What to work on: Copy out every line that contains "into".

Input for this task:

☆ ☆ ☆

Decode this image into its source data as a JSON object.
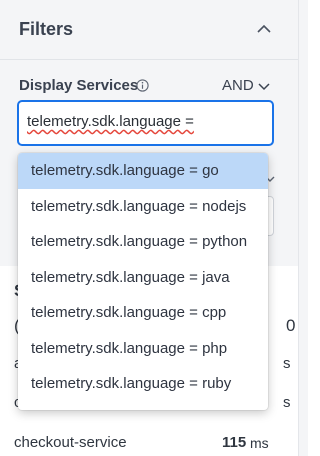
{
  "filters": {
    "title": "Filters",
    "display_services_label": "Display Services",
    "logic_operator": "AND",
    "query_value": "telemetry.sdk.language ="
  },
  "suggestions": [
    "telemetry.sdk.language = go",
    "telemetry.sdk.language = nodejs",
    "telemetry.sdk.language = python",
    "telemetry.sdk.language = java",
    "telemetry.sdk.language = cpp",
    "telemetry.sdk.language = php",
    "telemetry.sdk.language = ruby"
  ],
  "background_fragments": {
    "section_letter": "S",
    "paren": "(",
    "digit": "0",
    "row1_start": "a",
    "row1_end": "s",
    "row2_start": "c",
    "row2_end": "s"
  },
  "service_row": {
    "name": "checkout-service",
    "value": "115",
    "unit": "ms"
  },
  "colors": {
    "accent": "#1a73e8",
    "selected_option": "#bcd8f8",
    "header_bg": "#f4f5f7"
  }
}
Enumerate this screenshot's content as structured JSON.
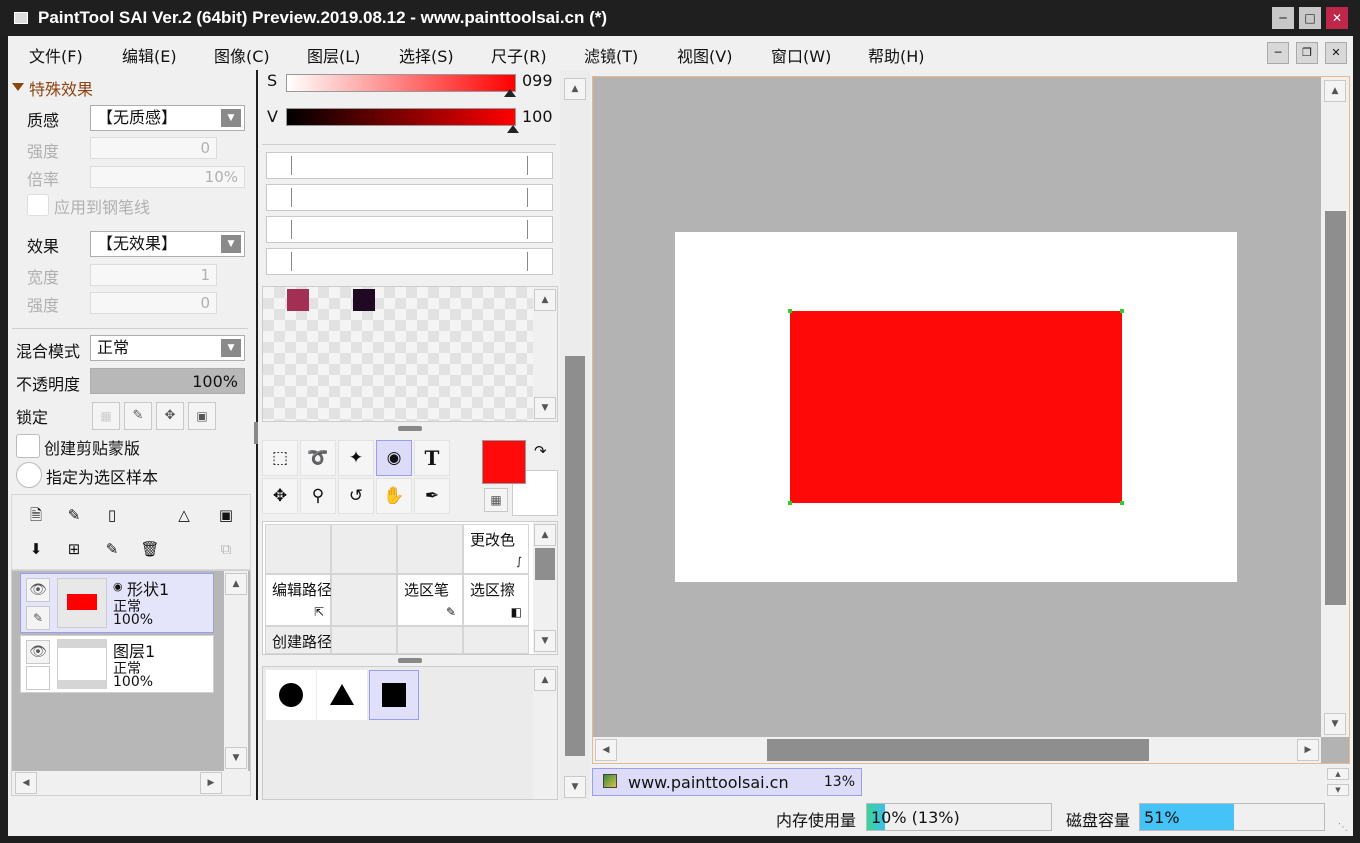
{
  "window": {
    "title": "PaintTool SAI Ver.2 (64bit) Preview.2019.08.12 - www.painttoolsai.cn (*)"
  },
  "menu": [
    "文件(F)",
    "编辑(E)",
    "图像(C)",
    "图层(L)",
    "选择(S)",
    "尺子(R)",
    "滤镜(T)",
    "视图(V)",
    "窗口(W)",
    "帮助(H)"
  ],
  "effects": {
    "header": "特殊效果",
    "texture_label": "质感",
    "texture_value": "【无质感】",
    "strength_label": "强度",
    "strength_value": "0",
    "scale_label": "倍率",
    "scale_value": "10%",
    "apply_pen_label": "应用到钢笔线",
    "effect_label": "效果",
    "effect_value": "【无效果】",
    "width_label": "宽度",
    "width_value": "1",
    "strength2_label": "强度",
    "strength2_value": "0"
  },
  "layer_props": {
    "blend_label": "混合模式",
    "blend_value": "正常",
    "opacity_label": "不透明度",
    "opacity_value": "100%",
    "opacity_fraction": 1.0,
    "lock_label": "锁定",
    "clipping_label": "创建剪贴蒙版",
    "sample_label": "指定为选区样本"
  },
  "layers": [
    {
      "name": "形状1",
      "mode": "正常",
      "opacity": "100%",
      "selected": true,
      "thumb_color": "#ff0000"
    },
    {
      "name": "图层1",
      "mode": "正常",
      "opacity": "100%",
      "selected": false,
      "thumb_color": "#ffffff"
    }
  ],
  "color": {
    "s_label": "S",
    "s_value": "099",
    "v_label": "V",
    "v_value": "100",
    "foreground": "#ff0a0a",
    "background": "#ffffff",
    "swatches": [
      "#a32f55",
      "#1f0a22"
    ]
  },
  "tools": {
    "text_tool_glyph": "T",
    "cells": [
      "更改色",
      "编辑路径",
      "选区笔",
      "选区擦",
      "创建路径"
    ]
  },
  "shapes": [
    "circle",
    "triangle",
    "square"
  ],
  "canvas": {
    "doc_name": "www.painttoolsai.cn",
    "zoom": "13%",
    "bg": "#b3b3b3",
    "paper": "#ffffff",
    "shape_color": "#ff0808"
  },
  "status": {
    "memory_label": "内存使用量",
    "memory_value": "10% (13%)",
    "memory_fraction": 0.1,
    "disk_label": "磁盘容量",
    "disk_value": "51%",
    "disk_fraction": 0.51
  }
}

☆ ☆ ☆

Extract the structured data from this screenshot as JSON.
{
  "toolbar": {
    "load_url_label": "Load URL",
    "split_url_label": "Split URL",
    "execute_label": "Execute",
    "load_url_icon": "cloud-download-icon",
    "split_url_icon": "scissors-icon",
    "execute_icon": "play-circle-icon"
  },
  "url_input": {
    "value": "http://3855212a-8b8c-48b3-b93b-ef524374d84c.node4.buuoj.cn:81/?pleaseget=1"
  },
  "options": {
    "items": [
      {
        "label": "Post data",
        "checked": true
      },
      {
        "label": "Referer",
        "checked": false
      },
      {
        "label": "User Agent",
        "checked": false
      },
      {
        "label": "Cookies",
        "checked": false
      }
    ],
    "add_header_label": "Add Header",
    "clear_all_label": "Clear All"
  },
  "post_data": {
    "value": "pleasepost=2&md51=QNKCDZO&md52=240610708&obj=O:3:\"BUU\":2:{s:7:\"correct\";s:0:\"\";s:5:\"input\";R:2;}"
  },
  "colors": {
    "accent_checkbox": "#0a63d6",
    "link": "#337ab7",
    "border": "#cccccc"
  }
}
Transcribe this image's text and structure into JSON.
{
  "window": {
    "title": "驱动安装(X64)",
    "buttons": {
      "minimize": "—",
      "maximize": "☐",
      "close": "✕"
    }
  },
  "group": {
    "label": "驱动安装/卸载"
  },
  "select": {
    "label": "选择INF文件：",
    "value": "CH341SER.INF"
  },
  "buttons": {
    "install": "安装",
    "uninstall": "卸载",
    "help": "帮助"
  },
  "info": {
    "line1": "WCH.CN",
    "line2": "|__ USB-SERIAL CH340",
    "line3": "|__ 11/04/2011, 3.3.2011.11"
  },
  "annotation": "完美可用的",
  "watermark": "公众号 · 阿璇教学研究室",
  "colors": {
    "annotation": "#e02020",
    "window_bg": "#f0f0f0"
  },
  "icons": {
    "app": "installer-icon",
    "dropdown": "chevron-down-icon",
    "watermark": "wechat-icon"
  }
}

☆ ☆ ☆

Answer in full:
Decode this image into its source data as a JSON object.
Transcribe this image's text and structure into JSON.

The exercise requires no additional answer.